What to do :: Quote exactly, and only, the lines from the one containing "Type out the text in this image." through the end of the material below. Skip pictures.

Entries ::
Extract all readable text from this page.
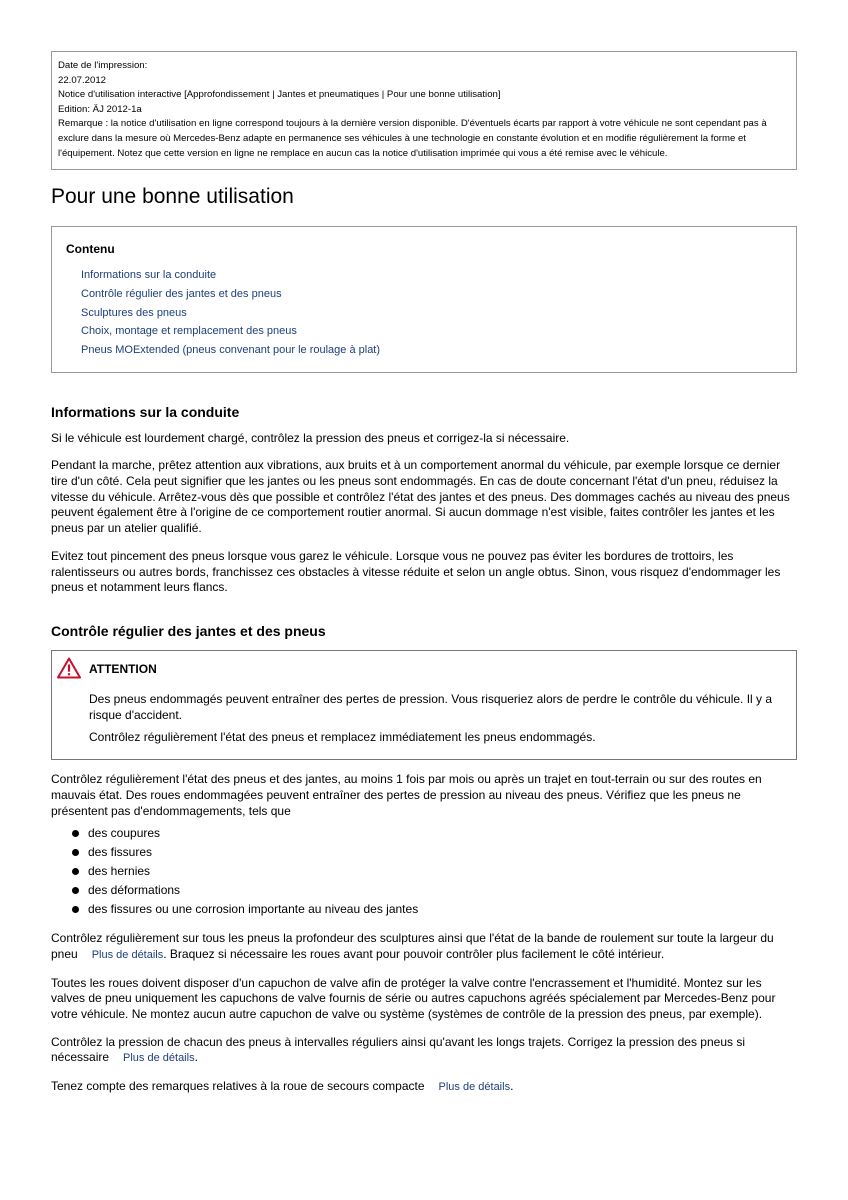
Date de l'impression:
22.07.2012
Notice d'utilisation interactive [Approfondissement | Jantes et pneumatiques | Pour une bonne utilisation]
Edition: ÄJ 2012-1a
Remarque : la notice d'utilisation en ligne correspond toujours à la dernière version disponible. D'éventuels écarts par rapport à votre véhicule ne sont cependant pas à exclure dans la mesure où Mercedes-Benz adapte en permanence ses véhicules à une technologie en constante évolution et en modifie régulièrement la forme et l'équipement. Notez que cette version en ligne ne remplace en aucun cas la notice d'utilisation imprimée qui vous a été remise avec le véhicule.
Pour une bonne utilisation
Contenu
Informations sur la conduite
Contrôle régulier des jantes et des pneus
Sculptures des pneus
Choix, montage et remplacement des pneus
Pneus MOExtended (pneus convenant pour le roulage à plat)
Informations sur la conduite

Si le véhicule est lourdement chargé, contrôlez la pression des pneus et corrigez-la si nécessaire.

Pendant la marche, prêtez attention aux vibrations, aux bruits et à un comportement anormal du véhicule, par exemple lorsque ce dernier tire d'un côté. Cela peut signifier que les jantes ou les pneus sont endommagés. En cas de doute concernant l'état d'un pneu, réduisez la vitesse du véhicule. Arrêtez-vous dès que possible et contrôlez l'état des jantes et des pneus. Des dommages cachés au niveau des pneus peuvent également être à l'origine de ce comportement routier anormal. Si aucun dommage n'est visible, faites contrôler les jantes et les pneus par un atelier qualifié.

Evitez tout pincement des pneus lorsque vous garez le véhicule. Lorsque vous ne pouvez pas éviter les bordures de trottoirs, les ralentisseurs ou autres bords, franchissez ces obstacles à vitesse réduite et selon un angle obtus. Sinon, vous risquez d'endommager les pneus et notamment leurs flancs.

Contrôle régulier des jantes et des pneus
ATTENTION

Des pneus endommagés peuvent entraîner des pertes de pression. Vous risqueriez alors de perdre le contrôle du véhicule. Il y a risque d'accident.

Contrôlez régulièrement l'état des pneus et remplacez immédiatement les pneus endommagés.

Contrôlez régulièrement l'état des pneus et des jantes, au moins 1 fois par mois ou après un trajet en tout-terrain ou sur des routes en mauvais état. Des roues endommagées peuvent entraîner des pertes de pression au niveau des pneus. Vérifiez que les pneus ne présentent pas d'endommagements, tels que

des coupures
des fissures
des hernies
des déformations
des fissures ou une corrosion importante au niveau des jantes

Contrôlez régulièrement sur tous les pneus la profondeur des sculptures ainsi que l'état de la bande de roulement sur toute la largeur du pneu Plus de détails. Braquez si nécessaire les roues avant pour pouvoir contrôler plus facilement le côté intérieur.

Toutes les roues doivent disposer d'un capuchon de valve afin de protéger la valve contre l'encrassement et l'humidité. Montez sur les valves de pneu uniquement les capuchons de valve fournis de série ou autres capuchons agréés spécialement par Mercedes-Benz pour votre véhicule. Ne montez aucun autre capuchon de valve ou système (systèmes de contrôle de la pression des pneus, par exemple).

Contrôlez la pression de chacun des pneus à intervalles réguliers ainsi qu'avant les longs trajets. Corrigez la pression des pneus si nécessaire Plus de détails.

Tenez compte des remarques relatives à la roue de secours compacte Plus de détails.
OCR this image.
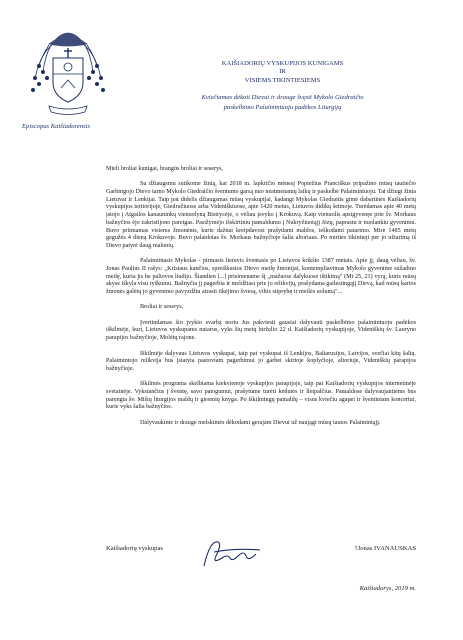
Episcopus Kaišiadorensis
KAIŠIADORIŲ VYSKUPIJOS KUNIGAMS
IR
VISIEMS TIKINTIESIEMS
Kviečiamas dėkoti Dievui ir drauge švęsti Mykolo Giedraičio
paskelbimo Palaimintuoju padėkos Liturgiją

Mieli broliai kunigai, brangūs broliai ir seserys,

Su džiaugsmu sutikome žinią, kai 2018 m. lapkričio mėnesį Popiežius Pranciškus pripažino mūsų tautiečio Garbingojo Dievo tarno Mykolo Giedraičio šventumo garsą nuo neatmenamų laikų ir paskelbė Palaimintuoju. Tai džiugi žinia Lietuvai ir Lenkijai. Taip pat didelis džiaugsmas mūsų vyskupijai, kadangi Mykolas Giedraitis gimė dabartinės Kaišiadorių vyskupijos teritorijoje, Giedručiuose arba Videniškiuose, apie 1420 metus, Lietuvos didikų šeimoje. Turėdamas apie 40 metų įstojo į Atgailos kanauninkų vienuolyną Bistrycėje, o vėliau įsvyko į Krokuvą. Kaip vienuolis apsigyvenęs prie šv. Morkaus bažnyčios ėjo zakristijono pareigas. Pasižymėjo išskirtiniu pamaldumu į Nukryžiuotąjį Jėzų, paprastu ir nuolankiu gyvenimu. Buvo priimamas visiems žmonėms, kurie dažnai kreipdavosi prašydami maldos, ieškodami patarimo. Mirė 1485 metų gegužės 4 dieną Krokuvoje. Buvo palaidotas šv. Morkaus bažnyčioje šalia altoriaus. Po mirties tikintieji per jo užtarimą iš Dievo patyrė daug malonių.

Palaimintasis Mykolas - pirmasis lietuvis šventasis po Lietuvos krikšto 1387 metais. Apie jį, daug vėliau, šv. Jonas Paulius II rašys: „Kristaus kančios, spreiškusios Dievo meilę žmonijai, kontempliavimas Mykolo gyvenime sužadino meilę, kuria jis be paliovos liudijo. Šiandien [...] prisimename šį „mažuose dalykuose ištikimą" (Mt 25, 21) vyrą, kuris mūsų akyse iškyla visu ryškumu. Bažnyčia jį pagerbia ir meldžiasi prie jo relikvijų, prašydama gailestingąjį Dievą, kad mūsų kartos žmonės galėtų jo gyvenimo pavyzdžiu atrasti tikėjimo šviesą, viltis stiprybę ir meilės uolumą"...

Broliai ir seserys,

Įvertindamas šio įvykio svarbą noriu Jus pakviesti gausiai dalyvauti paskelbimo palaimintuoju padėkos iškilmėje, kuri, Lietuvos vyskupams nutarus, vyks šių metų birželio 22 d. Kaišiadorių vyskupijoje, Videniškių šv. Lauryno parapijos bažnyčioje, Molėtų rajone.

Iškilmėje dalyvaus Lietuvos vyskupai, taip pat vyskupai iš Lenkijos, Baltarusijos, Latvijos, svečiai kitų šalių. Palaimintojo relikvija bus įstatyta pastoviam pagerbimui jo garbei skirtoje koplyčioje, altoriuje, Videniškių parapijos bažnyčioje.

Iškilmės programa skelbiama kiekvienoje vyskupijos parapijoje, taip pat Kaišiadorių vyskupijos internetinėje svetainėje. Vykstančius į šventę, savo patogumui, prašytume turėti kėdutes ir lietpalčius. Pamaldose dalyvaujantiems bus parengta šv. Mišių liturgijos maldų ir giesmių knyga. Po iškilmingų pamaldų – visus kviečiu agapei ir šventiniam koncertui, kurie vyks šalia bažnyčios.

Dalyvaukime ir drauge melskimės dėkodami gerajam Dievui už naujągi mūsų tautos Palaimintąjį.

Kaišiadorių vyskupas	†Jonas IVANAUSKAS
Kaišiadorys, 2019 m.
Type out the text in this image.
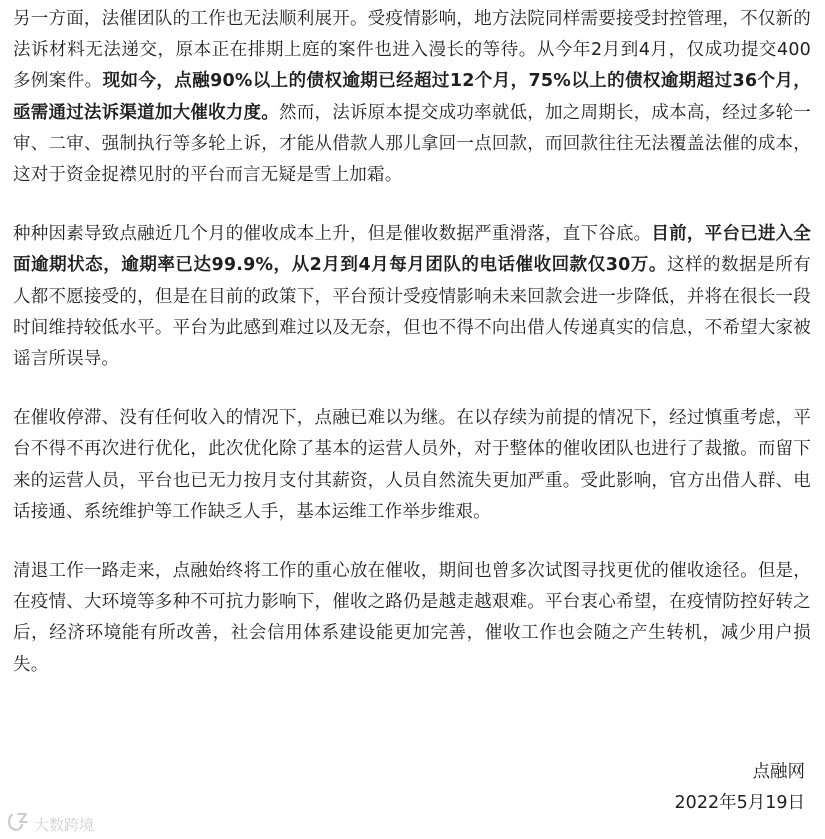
另一方面，法催团队的工作也无法顺利展开。受疫情影响，地方法院同样需要接受封控管理，不仅新的法诉材料无法递交，原本正在排期上庭的案件也进入漫长的等待。从今年2月到4月，仅成功提交400多例案件。现如今，点融90%以上的债权逾期已经超过12个月，75%以上的债权逾期超过36个月，亟需通过法诉渠道加大催收力度。然而，法诉原本提交成功率就低，加之周期长，成本高，经过多轮一审、二审、强制执行等多轮上诉，才能从借款人那儿拿回一点回款，而回款往往无法覆盖法催的成本，这对于资金捉襟见肘的平台而言无疑是雪上加霜。

种种因素导致点融近几个月的催收成本上升，但是催收数据严重滑落，直下谷底。目前，平台已进入全面逾期状态，逾期率已达99.9%，从2月到4月每月团队的电话催收回款仅30万。这样的数据是所有人都不愿接受的，但是在目前的政策下，平台预计受疫情影响未来回款会进一步降低，并将在很长一段时间维持较低水平。平台为此感到难过以及无奈，但也不得不向出借人传递真实的信息，不希望大家被谣言所误导。

在催收停滞、没有任何收入的情况下，点融已难以为继。在以存续为前提的情况下，经过慎重考虑，平台不得不再次进行优化，此次优化除了基本的运营人员外，对于整体的催收团队也进行了裁撤。而留下来的运营人员，平台也已无力按月支付其薪资，人员自然流失更加严重。受此影响，官方出借人群、电话接通、系统维护等工作缺乏人手，基本运维工作举步维艰。

清退工作一路走来，点融始终将工作的重心放在催收，期间也曾多次试图寻找更优的催收途径。但是，在疫情、大环境等多种不可抗力影响下，催收之路仍是越走越艰难。平台衷心希望，在疫情防控好转之后，经济环境能有所改善，社会信用体系建设能更加完善，催收工作也会随之产生转机，减少用户损失。

点融网
2022年5月19日
大数跨境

Correct response ::
Type out the text in this image.
另一方面，法催团队的工作也无法顺利展开。受疫情影响，地方法院同样需要接受封控管理，不仅新的法诉材料无法递交，原本正在排期上庭的案件也进入漫长的等待。从今年2月到4月，仅成功提交400多例案件。现如今，点融90%以上的债权逾期已经超过12个月，75%以上的债权逾期超过36个月，亟需通过法诉渠道加大催收力度。然而，法诉原本提交成功率就低，加之周期长，成本高，经过多轮一审、二审、强制执行等多轮上诉，才能从借款人那儿拿回一点回款，而回款往往无法覆盖法催的成本，这对于资金捉襟见肘的平台而言无疑是雪上加霜。

种种因素导致点融近几个月的催收成本上升，但是催收数据严重滑落，直下谷底。目前，平台已进入全面逾期状态，逾期率已达99.9%，从2月到4月每月团队的电话催收回款仅30万。这样的数据是所有人都不愿接受的，但是在目前的政策下，平台预计受疫情影响未来回款会进一步降低，并将在很长一段时间维持较低水平。平台为此感到难过以及无奈，但也不得不向出借人传递真实的信息，不希望大家被谣言所误导。

在催收停滞、没有任何收入的情况下，点融已难以为继。在以存续为前提的情况下，经过慎重考虑，平台不得不再次进行优化，此次优化除了基本的运营人员外，对于整体的催收团队也进行了裁撤。而留下来的运营人员，平台也已无力按月支付其薪资，人员自然流失更加严重。受此影响，官方出借人群、电话接通、系统维护等工作缺乏人手，基本运维工作举步维艰。

清退工作一路走来，点融始终将工作的重心放在催收，期间也曾多次试图寻找更优的催收途径。但是，在疫情、大环境等多种不可抗力影响下，催收之路仍是越走越艰难。平台衷心希望，在疫情防控好转之后，经济环境能有所改善，社会信用体系建设能更加完善，催收工作也会随之产生转机，减少用户损失。

点融网
2022年5月19日
大数跨境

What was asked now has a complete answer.